- [WHAT IS BEING ASKED] Write out every single entry exactly.

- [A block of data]
□ □ □ □ □ □ □

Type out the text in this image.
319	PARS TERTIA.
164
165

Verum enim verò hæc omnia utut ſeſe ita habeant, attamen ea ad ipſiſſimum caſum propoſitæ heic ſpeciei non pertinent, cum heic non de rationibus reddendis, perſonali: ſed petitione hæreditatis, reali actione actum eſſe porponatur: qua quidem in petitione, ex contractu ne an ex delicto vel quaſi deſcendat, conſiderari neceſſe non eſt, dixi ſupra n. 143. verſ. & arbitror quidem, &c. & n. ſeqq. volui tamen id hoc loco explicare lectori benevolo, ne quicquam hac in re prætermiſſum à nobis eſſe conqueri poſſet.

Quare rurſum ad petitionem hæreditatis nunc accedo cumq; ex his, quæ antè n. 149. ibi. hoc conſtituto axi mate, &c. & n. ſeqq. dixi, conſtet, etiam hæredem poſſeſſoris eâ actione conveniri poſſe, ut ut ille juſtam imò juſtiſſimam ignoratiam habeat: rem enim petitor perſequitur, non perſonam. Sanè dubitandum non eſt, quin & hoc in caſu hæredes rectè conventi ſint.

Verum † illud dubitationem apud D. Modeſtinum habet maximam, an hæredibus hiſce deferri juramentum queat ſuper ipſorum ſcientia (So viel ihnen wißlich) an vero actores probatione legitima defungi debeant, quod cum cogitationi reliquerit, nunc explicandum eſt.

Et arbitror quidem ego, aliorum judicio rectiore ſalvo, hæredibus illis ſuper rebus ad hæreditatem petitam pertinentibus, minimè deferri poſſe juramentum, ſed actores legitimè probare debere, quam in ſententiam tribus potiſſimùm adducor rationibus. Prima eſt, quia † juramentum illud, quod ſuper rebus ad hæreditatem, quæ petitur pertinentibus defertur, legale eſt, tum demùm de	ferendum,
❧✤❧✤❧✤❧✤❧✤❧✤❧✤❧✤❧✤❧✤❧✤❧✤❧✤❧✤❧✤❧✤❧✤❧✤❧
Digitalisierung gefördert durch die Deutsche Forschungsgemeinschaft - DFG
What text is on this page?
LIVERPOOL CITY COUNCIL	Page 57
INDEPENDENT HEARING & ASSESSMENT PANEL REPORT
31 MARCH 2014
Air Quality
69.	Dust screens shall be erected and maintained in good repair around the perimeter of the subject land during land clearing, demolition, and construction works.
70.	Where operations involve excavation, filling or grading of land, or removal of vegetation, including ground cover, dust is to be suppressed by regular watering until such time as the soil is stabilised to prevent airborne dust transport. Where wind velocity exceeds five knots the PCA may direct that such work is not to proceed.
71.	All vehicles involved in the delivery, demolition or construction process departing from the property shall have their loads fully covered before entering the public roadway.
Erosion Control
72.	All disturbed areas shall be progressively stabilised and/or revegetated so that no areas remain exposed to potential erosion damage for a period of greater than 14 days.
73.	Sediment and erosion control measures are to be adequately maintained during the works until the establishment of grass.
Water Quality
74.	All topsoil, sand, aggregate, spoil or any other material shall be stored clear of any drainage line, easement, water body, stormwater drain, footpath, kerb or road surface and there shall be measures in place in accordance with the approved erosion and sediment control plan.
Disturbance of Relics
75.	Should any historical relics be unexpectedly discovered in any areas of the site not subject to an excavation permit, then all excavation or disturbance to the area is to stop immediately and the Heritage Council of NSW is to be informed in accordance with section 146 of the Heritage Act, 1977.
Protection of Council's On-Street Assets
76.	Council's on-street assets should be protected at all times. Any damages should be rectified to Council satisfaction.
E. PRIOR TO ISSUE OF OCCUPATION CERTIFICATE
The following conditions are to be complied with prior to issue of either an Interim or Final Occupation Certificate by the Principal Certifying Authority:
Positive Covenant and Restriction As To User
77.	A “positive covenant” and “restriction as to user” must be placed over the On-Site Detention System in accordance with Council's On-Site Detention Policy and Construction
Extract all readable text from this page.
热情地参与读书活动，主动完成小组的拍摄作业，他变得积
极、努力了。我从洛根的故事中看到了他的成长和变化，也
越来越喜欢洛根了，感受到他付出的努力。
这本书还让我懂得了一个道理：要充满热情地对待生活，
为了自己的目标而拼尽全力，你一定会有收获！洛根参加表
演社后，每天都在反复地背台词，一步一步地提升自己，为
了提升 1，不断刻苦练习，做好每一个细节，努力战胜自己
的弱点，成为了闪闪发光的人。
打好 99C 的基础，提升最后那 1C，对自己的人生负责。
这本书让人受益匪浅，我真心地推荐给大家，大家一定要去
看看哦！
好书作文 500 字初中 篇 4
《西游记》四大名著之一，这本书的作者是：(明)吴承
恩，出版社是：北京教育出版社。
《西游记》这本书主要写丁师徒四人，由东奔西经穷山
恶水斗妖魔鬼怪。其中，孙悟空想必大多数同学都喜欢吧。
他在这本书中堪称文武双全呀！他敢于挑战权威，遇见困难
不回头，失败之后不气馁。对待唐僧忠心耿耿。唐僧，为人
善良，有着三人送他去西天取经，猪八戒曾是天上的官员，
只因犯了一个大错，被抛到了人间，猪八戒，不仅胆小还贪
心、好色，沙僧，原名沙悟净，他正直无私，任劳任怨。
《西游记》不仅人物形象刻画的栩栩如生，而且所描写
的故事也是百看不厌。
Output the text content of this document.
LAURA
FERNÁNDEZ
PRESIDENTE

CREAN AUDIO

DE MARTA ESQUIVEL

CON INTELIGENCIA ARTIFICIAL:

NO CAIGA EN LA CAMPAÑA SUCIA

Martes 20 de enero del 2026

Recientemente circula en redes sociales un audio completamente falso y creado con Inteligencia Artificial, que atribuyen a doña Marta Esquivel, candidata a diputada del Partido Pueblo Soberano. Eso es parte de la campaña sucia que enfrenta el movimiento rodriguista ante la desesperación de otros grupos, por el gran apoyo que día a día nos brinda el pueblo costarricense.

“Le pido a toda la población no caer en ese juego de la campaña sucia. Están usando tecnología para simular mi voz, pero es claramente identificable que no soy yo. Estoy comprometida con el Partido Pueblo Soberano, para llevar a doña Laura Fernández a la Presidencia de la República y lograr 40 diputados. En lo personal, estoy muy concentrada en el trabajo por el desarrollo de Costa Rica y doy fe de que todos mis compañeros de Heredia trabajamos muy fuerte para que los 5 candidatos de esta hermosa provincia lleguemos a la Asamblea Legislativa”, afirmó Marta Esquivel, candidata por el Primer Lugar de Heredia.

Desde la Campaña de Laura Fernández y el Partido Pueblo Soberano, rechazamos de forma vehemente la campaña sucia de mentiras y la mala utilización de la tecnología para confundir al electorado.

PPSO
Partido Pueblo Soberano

□ □ □ □ □ □ □

- [WRITTEN ANSWER]
Type out the text in this image.
319	PARS TERTIA.
164
165

Verum enim verò hæc omnia utut ſeſe ita habeant, attamen ea ad ipſiſſimum caſum propoſitæ heic ſpeciei non pertinent, cum heic non de rationibus reddendis, perſonali: ſed petitione hæreditatis, reali actione actum eſſe porponatur: qua quidem in petitione, ex contractu ne an ex delicto vel quaſi deſcendat, conſiderari neceſſe non eſt, dixi ſupra n. 143. verſ. & arbitror quidem, &c. & n. ſeqq. volui tamen id hoc loco explicare lectori benevolo, ne quicquam hac in re prætermiſſum à nobis eſſe conqueri poſſet.

Quare rurſum ad petitionem hæreditatis nunc accedo cumq; ex his, quæ antè n. 149. ibi. hoc conſtituto axi mate, &c. & n. ſeqq. dixi, conſtet, etiam hæredem poſſeſſoris eâ actione conveniri poſſe, ut ut ille juſtam imò juſtiſſimam ignoratiam habeat: rem enim petitor perſequitur, non perſonam. Sanè dubitandum non eſt, quin & hoc in caſu hæredes rectè conventi ſint.

Verum † illud dubitationem apud D. Modeſtinum habet maximam, an hæredibus hiſce deferri juramentum queat ſuper ipſorum ſcientia (So viel ihnen wißlich) an vero actores probatione legitima defungi debeant, quod cum cogitationi reliquerit, nunc explicandum eſt.

Et arbitror quidem ego, aliorum judicio rectiore ſalvo, hæredibus illis ſuper rebus ad hæreditatem petitam pertinentibus, minimè deferri poſſe juramentum, ſed actores legitimè probare debere, quam in ſententiam tribus potiſſimùm adducor rationibus. Prima eſt, quia † juramentum illud, quod ſuper rebus ad hæreditatem, quæ petitur pertinentibus defertur, legale eſt, tum demùm de	ferendum,
❧✤❧✤❧✤❧✤❧✤❧✤❧✤❧✤❧✤❧✤❧✤❧✤❧✤❧✤❧✤❧✤❧✤❧✤❧
Digitalisierung gefördert durch die Deutsche Forschungsgemeinschaft - DFG
What text is on this page?
LIVERPOOL CITY COUNCIL	Page 57
INDEPENDENT HEARING & ASSESSMENT PANEL REPORT
31 MARCH 2014
Air Quality
69.	Dust screens shall be erected and maintained in good repair around the perimeter of the subject land during land clearing, demolition, and construction works.
70.	Where operations involve excavation, filling or grading of land, or removal of vegetation, including ground cover, dust is to be suppressed by regular watering until such time as the soil is stabilised to prevent airborne dust transport. Where wind velocity exceeds five knots the PCA may direct that such work is not to proceed.
71.	All vehicles involved in the delivery, demolition or construction process departing from the property shall have their loads fully covered before entering the public roadway.
Erosion Control
72.	All disturbed areas shall be progressively stabilised and/or revegetated so that no areas remain exposed to potential erosion damage for a period of greater than 14 days.
73.	Sediment and erosion control measures are to be adequately maintained during the works until the establishment of grass.
Water Quality
74.	All topsoil, sand, aggregate, spoil or any other material shall be stored clear of any drainage line, easement, water body, stormwater drain, footpath, kerb or road surface and there shall be measures in place in accordance with the approved erosion and sediment control plan.
Disturbance of Relics
75.	Should any historical relics be unexpectedly discovered in any areas of the site not subject to an excavation permit, then all excavation or disturbance to the area is to stop immediately and the Heritage Council of NSW is to be informed in accordance with section 146 of the Heritage Act, 1977.
Protection of Council's On-Street Assets
76.	Council's on-street assets should be protected at all times. Any damages should be rectified to Council satisfaction.
E. PRIOR TO ISSUE OF OCCUPATION CERTIFICATE
The following conditions are to be complied with prior to issue of either an Interim or Final Occupation Certificate by the Principal Certifying Authority:
Positive Covenant and Restriction As To User
77.	A “positive covenant” and “restriction as to user” must be placed over the On-Site Detention System in accordance with Council's On-Site Detention Policy and Construction
Extract all readable text from this page.
热情地参与读书活动，主动完成小组的拍摄作业，他变得积
极、努力了。我从洛根的故事中看到了他的成长和变化，也
越来越喜欢洛根了，感受到他付出的努力。
这本书还让我懂得了一个道理：要充满热情地对待生活，
为了自己的目标而拼尽全力，你一定会有收获！洛根参加表
演社后，每天都在反复地背台词，一步一步地提升自己，为
了提升 1，不断刻苦练习，做好每一个细节，努力战胜自己
的弱点，成为了闪闪发光的人。
打好 99C 的基础，提升最后那 1C，对自己的人生负责。
这本书让人受益匪浅，我真心地推荐给大家，大家一定要去
看看哦！
好书作文 500 字初中 篇 4
《西游记》四大名著之一，这本书的作者是：(明)吴承
恩，出版社是：北京教育出版社。
《西游记》这本书主要写丁师徒四人，由东奔西经穷山
恶水斗妖魔鬼怪。其中，孙悟空想必大多数同学都喜欢吧。
他在这本书中堪称文武双全呀！他敢于挑战权威，遇见困难
不回头，失败之后不气馁。对待唐僧忠心耿耿。唐僧，为人
善良，有着三人送他去西天取经，猪八戒曾是天上的官员，
只因犯了一个大错，被抛到了人间，猪八戒，不仅胆小还贪
心、好色，沙僧，原名沙悟净，他正直无私，任劳任怨。
《西游记》不仅人物形象刻画的栩栩如生，而且所描写
的故事也是百看不厌。
Output the text content of this document.
LAURA
FERNÁNDEZ
PRESIDENTE

CREAN AUDIO

DE MARTA ESQUIVEL

CON INTELIGENCIA ARTIFICIAL:

NO CAIGA EN LA CAMPAÑA SUCIA

Martes 20 de enero del 2026

Recientemente circula en redes sociales un audio completamente falso y creado con Inteligencia Artificial, que atribuyen a doña Marta Esquivel, candidata a diputada del Partido Pueblo Soberano. Eso es parte de la campaña sucia que enfrenta el movimiento rodriguista ante la desesperación de otros grupos, por el gran apoyo que día a día nos brinda el pueblo costarricense.

“Le pido a toda la población no caer en ese juego de la campaña sucia. Están usando tecnología para simular mi voz, pero es claramente identificable que no soy yo. Estoy comprometida con el Partido Pueblo Soberano, para llevar a doña Laura Fernández a la Presidencia de la República y lograr 40 diputados. En lo personal, estoy muy concentrada en el trabajo por el desarrollo de Costa Rica y doy fe de que todos mis compañeros de Heredia trabajamos muy fuerte para que los 5 candidatos de esta hermosa provincia lleguemos a la Asamblea Legislativa”, afirmó Marta Esquivel, candidata por el Primer Lugar de Heredia.

Desde la Campaña de Laura Fernández y el Partido Pueblo Soberano, rechazamos de forma vehemente la campaña sucia de mentiras y la mala utilización de la tecnología para confundir al electorado.

PPSO
Partido Pueblo Soberano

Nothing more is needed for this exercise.